Information supplied:
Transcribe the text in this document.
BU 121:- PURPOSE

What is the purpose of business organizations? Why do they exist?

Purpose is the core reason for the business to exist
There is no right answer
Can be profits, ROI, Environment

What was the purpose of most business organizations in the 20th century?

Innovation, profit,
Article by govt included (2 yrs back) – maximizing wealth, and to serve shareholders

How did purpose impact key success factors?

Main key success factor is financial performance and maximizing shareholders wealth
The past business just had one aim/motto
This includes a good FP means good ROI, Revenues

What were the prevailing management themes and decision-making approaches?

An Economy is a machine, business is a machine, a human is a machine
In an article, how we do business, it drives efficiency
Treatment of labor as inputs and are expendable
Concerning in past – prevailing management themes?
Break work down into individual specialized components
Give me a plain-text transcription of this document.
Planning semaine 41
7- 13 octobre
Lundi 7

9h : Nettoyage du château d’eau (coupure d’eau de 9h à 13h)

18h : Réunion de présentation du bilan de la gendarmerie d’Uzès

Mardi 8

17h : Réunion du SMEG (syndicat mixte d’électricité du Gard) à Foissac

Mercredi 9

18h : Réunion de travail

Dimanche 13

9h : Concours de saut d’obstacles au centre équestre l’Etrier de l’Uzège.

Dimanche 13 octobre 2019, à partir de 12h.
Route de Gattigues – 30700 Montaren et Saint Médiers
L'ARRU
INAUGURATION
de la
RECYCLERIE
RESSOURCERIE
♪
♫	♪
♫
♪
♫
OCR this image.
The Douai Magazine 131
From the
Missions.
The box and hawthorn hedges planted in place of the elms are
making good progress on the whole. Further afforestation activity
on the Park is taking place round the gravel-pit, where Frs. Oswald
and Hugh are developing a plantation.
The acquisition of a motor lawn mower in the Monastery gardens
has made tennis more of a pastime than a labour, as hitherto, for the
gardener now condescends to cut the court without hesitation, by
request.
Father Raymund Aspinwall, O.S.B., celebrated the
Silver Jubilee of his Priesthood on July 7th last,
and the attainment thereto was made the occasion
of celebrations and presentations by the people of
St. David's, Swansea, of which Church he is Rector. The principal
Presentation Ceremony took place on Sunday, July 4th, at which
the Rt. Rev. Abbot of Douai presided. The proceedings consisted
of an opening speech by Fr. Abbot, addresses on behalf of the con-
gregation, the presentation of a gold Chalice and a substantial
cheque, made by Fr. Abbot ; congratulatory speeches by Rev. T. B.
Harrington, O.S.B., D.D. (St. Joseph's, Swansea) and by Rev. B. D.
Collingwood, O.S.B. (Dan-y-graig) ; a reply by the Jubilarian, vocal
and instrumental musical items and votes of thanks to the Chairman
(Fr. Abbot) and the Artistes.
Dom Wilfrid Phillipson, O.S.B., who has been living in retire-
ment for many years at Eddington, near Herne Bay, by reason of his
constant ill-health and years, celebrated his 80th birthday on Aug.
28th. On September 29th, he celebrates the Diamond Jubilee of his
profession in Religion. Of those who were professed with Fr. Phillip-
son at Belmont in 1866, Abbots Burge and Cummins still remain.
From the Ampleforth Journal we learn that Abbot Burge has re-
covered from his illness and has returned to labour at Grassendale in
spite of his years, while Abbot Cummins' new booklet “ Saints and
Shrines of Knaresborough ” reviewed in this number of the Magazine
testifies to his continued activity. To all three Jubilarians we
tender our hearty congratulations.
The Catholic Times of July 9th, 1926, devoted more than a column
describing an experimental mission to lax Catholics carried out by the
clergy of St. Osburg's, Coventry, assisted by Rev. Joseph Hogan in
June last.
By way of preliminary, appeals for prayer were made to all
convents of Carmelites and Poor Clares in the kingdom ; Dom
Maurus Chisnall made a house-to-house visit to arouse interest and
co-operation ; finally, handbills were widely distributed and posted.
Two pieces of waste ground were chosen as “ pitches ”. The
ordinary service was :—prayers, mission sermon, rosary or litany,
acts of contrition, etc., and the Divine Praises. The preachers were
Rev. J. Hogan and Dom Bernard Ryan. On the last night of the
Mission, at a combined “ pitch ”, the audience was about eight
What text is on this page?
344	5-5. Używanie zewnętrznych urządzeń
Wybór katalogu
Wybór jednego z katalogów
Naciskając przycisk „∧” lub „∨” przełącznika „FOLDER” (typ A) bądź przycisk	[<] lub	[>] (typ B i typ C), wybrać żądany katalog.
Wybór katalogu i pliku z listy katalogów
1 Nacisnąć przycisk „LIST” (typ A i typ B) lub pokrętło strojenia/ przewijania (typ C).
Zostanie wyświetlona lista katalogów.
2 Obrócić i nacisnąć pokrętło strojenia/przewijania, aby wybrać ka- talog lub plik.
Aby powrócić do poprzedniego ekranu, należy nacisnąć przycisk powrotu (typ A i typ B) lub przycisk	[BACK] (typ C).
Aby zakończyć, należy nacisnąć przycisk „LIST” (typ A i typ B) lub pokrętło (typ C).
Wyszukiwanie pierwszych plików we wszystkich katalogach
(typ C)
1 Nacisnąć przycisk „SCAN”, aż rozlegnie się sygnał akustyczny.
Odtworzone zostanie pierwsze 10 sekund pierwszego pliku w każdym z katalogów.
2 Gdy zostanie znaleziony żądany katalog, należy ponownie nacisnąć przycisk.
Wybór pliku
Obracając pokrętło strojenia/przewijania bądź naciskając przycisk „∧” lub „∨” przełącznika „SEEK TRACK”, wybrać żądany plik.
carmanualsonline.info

Stated exercise:
From the listing above, pick out every line containing "Dimanche".

Solution for this task:
Dimanche 13
Dimanche 13 octobre 2019, à partir de 12h.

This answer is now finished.